» **Exercise directions**
Whenever a line in the entries below contains "enskilda", copy that line.

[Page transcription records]
=== Begin Enclosure ===

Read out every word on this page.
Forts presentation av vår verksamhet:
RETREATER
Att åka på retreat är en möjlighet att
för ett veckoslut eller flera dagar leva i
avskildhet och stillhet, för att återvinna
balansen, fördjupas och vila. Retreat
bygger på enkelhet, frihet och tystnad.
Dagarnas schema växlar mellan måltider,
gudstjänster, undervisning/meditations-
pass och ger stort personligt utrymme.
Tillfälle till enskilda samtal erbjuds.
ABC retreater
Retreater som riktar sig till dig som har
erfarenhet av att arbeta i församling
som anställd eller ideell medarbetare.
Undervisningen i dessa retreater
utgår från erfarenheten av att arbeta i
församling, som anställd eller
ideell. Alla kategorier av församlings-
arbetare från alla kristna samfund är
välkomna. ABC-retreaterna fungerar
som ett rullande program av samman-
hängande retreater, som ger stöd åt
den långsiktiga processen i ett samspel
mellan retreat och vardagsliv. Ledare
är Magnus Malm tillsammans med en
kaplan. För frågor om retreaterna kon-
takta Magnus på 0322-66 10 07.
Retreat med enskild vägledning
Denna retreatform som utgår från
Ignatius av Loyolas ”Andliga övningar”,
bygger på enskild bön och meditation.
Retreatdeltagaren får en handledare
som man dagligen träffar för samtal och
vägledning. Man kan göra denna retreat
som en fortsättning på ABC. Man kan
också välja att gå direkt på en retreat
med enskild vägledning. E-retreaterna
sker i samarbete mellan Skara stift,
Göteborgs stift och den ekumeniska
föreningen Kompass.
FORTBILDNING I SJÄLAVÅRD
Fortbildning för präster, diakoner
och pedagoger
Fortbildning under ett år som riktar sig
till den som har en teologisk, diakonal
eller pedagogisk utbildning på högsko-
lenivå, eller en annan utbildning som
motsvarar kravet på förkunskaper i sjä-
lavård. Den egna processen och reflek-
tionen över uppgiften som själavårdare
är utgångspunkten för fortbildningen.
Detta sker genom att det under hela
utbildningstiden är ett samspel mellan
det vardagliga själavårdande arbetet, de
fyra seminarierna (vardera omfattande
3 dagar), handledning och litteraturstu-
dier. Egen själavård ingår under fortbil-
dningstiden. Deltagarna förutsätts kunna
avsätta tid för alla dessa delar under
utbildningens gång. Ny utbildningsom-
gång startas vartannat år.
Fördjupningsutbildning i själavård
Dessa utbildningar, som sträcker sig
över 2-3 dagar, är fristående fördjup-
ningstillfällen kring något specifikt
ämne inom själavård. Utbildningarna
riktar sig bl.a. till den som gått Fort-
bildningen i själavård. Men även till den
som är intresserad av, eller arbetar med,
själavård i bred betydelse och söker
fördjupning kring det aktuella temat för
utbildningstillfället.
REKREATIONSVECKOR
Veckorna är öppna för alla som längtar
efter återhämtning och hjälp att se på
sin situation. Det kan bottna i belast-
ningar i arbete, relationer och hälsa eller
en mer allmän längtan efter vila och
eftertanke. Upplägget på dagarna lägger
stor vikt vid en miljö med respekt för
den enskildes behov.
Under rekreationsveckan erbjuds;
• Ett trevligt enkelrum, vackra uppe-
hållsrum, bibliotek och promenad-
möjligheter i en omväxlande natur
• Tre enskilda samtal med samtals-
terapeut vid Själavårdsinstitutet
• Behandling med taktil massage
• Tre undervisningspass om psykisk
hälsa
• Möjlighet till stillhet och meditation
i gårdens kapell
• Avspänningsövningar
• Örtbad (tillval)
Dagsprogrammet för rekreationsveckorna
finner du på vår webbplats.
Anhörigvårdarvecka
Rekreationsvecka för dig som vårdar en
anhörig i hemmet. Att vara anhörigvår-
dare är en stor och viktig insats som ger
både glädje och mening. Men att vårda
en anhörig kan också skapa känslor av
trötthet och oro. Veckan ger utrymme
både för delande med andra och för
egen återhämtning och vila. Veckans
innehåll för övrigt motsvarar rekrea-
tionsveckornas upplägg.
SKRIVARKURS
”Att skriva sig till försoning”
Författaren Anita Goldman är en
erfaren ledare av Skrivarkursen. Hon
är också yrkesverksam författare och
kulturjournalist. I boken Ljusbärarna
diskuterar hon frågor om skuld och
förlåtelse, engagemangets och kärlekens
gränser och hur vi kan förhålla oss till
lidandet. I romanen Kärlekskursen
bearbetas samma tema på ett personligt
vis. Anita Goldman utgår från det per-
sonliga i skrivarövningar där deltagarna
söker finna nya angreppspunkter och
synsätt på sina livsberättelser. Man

=== End Enclosure ===

» **Answer to the problem**
Tillfälle till enskilda samtal erbjuds.
• Tre enskilda samtal med samtals-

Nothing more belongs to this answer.